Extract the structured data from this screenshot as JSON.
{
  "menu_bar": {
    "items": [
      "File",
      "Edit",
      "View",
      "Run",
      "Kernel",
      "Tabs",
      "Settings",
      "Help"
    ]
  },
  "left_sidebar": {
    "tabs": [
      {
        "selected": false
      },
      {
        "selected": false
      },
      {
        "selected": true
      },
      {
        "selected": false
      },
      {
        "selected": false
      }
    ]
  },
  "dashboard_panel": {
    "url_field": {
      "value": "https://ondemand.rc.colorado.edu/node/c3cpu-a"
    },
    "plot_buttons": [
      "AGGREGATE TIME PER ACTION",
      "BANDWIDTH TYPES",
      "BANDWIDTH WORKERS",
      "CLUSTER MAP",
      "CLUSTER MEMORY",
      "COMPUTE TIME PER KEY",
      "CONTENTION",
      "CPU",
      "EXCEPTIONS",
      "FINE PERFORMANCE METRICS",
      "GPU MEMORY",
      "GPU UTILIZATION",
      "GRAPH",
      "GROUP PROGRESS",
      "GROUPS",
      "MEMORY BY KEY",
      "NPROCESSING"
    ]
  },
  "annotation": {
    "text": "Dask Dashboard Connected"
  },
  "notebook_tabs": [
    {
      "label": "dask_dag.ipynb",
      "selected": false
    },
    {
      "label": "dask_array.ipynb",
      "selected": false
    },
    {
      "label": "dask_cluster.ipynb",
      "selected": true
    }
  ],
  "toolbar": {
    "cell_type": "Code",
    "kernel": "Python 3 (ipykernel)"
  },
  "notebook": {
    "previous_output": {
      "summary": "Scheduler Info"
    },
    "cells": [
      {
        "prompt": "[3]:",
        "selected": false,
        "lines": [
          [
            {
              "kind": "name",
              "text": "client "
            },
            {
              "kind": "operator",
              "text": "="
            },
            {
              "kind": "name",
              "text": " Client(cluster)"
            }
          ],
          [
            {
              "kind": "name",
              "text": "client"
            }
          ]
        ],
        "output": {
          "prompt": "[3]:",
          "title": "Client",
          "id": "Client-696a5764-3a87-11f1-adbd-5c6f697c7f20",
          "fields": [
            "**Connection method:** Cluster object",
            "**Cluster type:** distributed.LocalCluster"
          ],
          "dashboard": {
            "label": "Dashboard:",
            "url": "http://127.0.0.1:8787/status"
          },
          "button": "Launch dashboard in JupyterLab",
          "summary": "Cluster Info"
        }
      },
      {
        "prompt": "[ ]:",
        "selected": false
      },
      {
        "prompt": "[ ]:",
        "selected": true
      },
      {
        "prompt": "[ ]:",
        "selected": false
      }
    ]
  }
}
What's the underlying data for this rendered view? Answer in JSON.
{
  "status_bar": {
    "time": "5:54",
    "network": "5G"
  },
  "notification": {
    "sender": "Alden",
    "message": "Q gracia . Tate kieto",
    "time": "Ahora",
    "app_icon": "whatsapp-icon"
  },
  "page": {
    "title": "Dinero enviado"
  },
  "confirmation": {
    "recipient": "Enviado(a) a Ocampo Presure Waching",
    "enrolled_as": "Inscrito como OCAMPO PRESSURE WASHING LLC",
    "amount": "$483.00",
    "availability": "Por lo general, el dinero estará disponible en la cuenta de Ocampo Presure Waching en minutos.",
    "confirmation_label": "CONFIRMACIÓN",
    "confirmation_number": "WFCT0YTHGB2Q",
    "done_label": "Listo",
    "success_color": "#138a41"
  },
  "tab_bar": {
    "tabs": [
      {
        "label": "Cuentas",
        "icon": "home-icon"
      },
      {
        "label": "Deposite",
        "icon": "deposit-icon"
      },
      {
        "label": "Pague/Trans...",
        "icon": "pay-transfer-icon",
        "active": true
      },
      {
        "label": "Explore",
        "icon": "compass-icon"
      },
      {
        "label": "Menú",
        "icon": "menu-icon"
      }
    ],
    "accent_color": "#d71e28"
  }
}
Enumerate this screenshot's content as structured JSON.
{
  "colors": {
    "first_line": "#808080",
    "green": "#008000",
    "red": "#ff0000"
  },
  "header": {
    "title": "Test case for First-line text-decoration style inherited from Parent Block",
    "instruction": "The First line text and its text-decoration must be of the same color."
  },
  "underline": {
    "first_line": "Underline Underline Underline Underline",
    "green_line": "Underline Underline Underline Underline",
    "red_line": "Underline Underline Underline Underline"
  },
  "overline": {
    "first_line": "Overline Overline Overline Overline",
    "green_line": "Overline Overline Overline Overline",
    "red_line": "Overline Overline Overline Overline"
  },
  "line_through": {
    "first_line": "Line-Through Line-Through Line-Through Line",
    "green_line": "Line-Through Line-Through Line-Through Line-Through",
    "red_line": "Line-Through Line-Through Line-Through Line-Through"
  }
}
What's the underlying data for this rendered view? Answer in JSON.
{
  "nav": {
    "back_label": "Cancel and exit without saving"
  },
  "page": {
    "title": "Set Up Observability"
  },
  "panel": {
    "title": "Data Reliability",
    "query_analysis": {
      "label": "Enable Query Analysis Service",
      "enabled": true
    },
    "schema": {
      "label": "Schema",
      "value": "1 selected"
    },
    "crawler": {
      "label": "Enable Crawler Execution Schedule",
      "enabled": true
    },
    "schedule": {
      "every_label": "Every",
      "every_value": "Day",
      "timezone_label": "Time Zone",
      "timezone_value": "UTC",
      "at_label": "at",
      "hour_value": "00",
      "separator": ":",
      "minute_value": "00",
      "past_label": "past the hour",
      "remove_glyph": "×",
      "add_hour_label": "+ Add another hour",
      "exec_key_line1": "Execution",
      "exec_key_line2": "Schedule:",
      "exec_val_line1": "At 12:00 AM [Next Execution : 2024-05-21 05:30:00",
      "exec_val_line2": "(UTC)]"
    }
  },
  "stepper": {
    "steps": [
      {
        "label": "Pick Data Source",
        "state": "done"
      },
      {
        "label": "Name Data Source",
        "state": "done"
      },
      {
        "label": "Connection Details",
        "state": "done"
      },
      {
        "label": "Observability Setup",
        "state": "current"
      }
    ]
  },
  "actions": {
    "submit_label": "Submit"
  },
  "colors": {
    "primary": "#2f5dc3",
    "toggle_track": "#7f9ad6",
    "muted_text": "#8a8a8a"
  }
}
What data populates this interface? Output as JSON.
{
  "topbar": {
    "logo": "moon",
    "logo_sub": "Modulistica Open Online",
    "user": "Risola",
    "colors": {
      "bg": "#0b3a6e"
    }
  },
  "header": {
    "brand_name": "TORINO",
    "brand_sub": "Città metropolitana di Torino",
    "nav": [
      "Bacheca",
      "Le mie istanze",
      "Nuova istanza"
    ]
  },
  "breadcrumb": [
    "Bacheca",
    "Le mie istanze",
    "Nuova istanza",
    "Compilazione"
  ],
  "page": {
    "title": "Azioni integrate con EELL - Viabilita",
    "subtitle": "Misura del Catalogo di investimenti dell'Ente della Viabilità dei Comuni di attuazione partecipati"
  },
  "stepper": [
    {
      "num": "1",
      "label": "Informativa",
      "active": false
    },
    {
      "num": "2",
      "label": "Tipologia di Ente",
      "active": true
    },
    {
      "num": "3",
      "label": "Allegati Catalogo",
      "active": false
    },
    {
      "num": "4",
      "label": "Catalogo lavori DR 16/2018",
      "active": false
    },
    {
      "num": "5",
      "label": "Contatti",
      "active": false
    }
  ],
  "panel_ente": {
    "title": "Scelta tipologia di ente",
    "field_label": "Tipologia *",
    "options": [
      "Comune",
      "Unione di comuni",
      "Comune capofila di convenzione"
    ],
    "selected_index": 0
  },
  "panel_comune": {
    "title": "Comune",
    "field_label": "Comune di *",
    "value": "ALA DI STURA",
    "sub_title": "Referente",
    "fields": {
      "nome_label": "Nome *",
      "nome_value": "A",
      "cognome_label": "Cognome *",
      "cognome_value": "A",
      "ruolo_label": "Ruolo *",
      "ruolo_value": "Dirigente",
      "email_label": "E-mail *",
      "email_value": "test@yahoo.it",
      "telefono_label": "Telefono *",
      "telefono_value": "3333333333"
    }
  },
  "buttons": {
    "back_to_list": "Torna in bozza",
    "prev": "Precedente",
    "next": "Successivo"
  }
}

*WHAT NEEDS TO BE DONE:*
Retype only the lines running from the line with "What data populates" to the end of the listing, including both of those lines.

*SOLUTION TO THE PROBLEM:*
What data populates this interface? Output as JSON.
{
  "topbar": {
    "logo": "moon",
    "logo_sub": "Modulistica Open Online",
    "user": "Risola",
    "colors": {
      "bg": "#0b3a6e"
    }
  },
  "header": {
    "brand_name": "TORINO",
    "brand_sub": "Città metropolitana di Torino",
    "nav": [
      "Bacheca",
      "Le mie istanze",
      "Nuova istanza"
    ]
  },
  "breadcrumb": [
    "Bacheca",
    "Le mie istanze",
    "Nuova istanza",
    "Compilazione"
  ],
  "page": {
    "title": "Azioni integrate con EELL - Viabilita",
    "subtitle": "Misura del Catalogo di investimenti dell'Ente della Viabilità dei Comuni di attuazione partecipati"
  },
  "stepper": [
    {
      "num": "1",
      "label": "Informativa",
      "active": false
    },
    {
      "num": "2",
      "label": "Tipologia di Ente",
      "active": true
    },
    {
      "num": "3",
      "label": "Allegati Catalogo",
      "active": false
    },
    {
      "num": "4",
      "label": "Catalogo lavori DR 16/2018",
      "active": false
    },
    {
      "num": "5",
      "label": "Contatti",
      "active": false
    }
  ],
  "panel_ente": {
    "title": "Scelta tipologia di ente",
    "field_label": "Tipologia *",
    "options": [
      "Comune",
      "Unione di comuni",
      "Comune capofila di convenzione"
    ],
    "selected_index": 0
  },
  "panel_comune": {
    "title": "Comune",
    "field_label": "Comune di *",
    "value": "ALA DI STURA",
    "sub_title": "Referente",
    "fields": {
      "nome_label": "Nome *",
      "nome_value": "A",
      "cognome_label": "Cognome *",
      "cognome_value": "A",
      "ruolo_label": "Ruolo *",
      "ruolo_value": "Dirigente",
      "email_label": "E-mail *",
      "email_value": "test@yahoo.it",
      "telefono_label": "Telefono *",
      "telefono_value": "3333333333"
    }
  },
  "buttons": {
    "back_to_list": "Torna in bozza",
    "prev": "Precedente",
    "next": "Successivo"
  }
}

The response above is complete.